**TASK OBJECTIVE:** Copy nothing but the text: repeat each entry exactly and drop the images.

** begin **

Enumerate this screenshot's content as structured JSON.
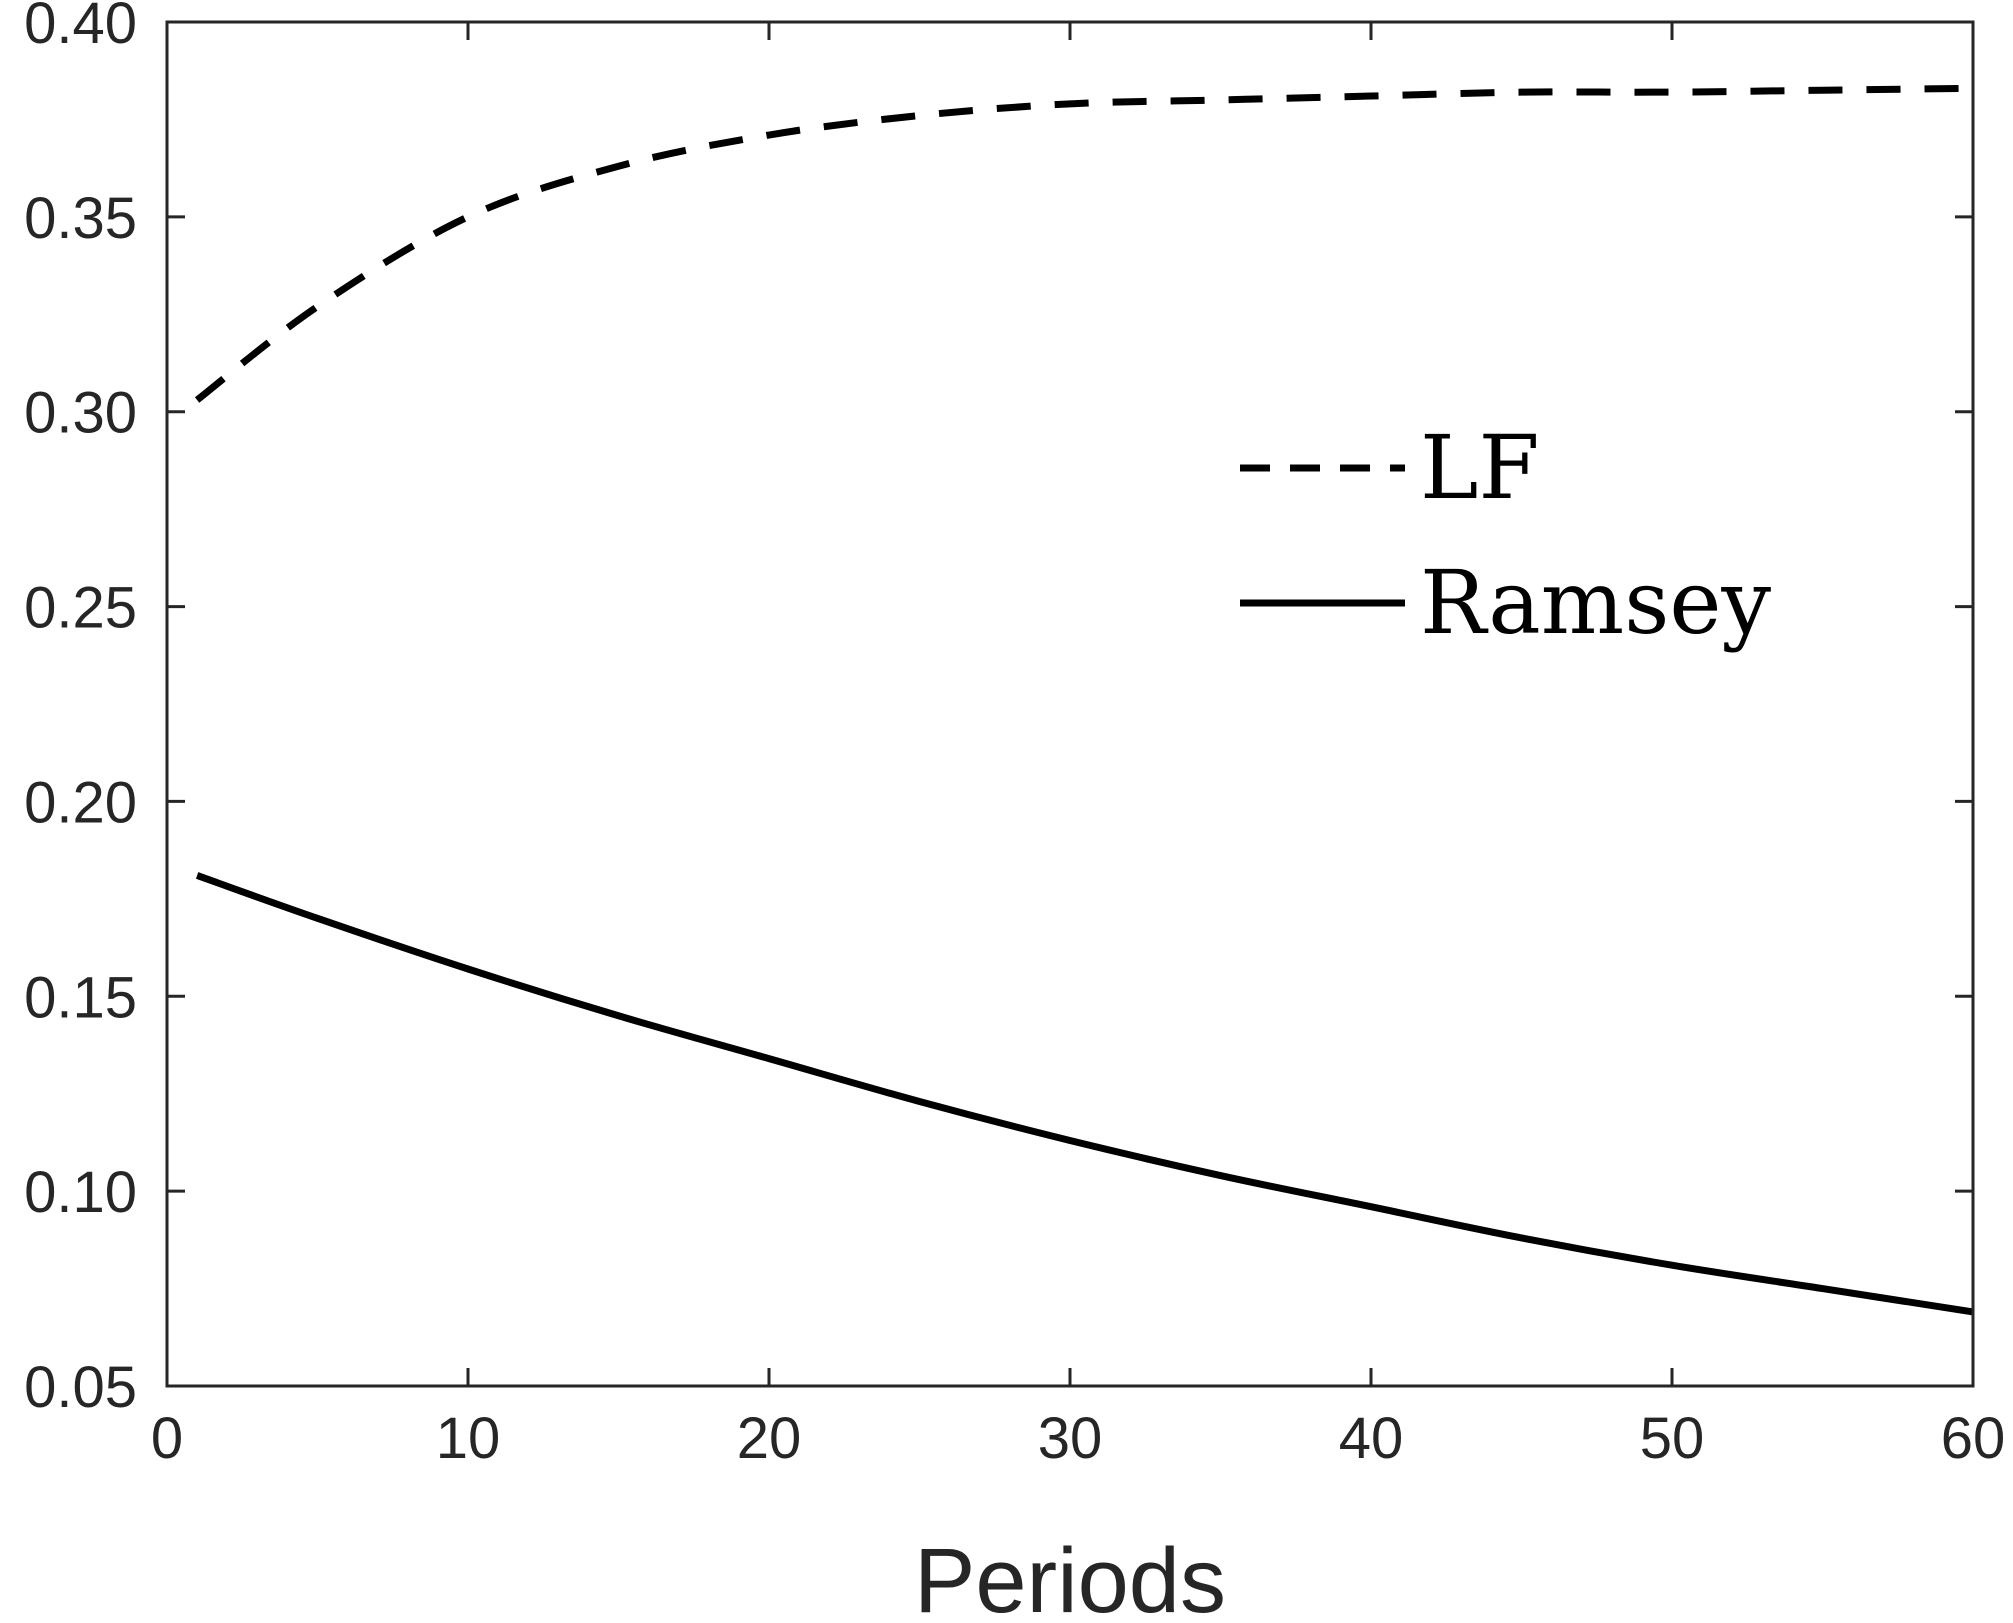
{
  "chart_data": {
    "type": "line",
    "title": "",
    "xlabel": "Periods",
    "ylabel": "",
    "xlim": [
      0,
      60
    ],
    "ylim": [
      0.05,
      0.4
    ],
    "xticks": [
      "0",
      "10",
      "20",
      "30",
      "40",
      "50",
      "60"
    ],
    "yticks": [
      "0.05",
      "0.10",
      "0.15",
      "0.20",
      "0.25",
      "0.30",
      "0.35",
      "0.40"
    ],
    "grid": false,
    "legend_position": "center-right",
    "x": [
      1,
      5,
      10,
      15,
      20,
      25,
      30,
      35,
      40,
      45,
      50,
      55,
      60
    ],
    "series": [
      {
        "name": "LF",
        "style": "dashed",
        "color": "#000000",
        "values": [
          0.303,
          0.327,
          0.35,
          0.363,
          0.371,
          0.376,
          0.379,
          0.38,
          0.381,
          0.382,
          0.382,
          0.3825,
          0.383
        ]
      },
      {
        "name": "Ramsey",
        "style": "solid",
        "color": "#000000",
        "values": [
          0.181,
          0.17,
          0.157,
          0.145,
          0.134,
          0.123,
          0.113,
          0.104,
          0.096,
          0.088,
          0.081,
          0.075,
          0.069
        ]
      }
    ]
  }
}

** end **

**OUTPUT:**
Enumerate this screenshot's content as structured JSON.
{
  "chart_data": {
    "type": "line",
    "title": "",
    "xlabel": "Periods",
    "ylabel": "",
    "xlim": [
      0,
      60
    ],
    "ylim": [
      0.05,
      0.4
    ],
    "xticks": [
      "0",
      "10",
      "20",
      "30",
      "40",
      "50",
      "60"
    ],
    "yticks": [
      "0.05",
      "0.10",
      "0.15",
      "0.20",
      "0.25",
      "0.30",
      "0.35",
      "0.40"
    ],
    "grid": false,
    "legend_position": "center-right",
    "x": [
      1,
      5,
      10,
      15,
      20,
      25,
      30,
      35,
      40,
      45,
      50,
      55,
      60
    ],
    "series": [
      {
        "name": "LF",
        "style": "dashed",
        "color": "#000000",
        "values": [
          0.303,
          0.327,
          0.35,
          0.363,
          0.371,
          0.376,
          0.379,
          0.38,
          0.381,
          0.382,
          0.382,
          0.3825,
          0.383
        ]
      },
      {
        "name": "Ramsey",
        "style": "solid",
        "color": "#000000",
        "values": [
          0.181,
          0.17,
          0.157,
          0.145,
          0.134,
          0.123,
          0.113,
          0.104,
          0.096,
          0.088,
          0.081,
          0.075,
          0.069
        ]
      }
    ]
  }
}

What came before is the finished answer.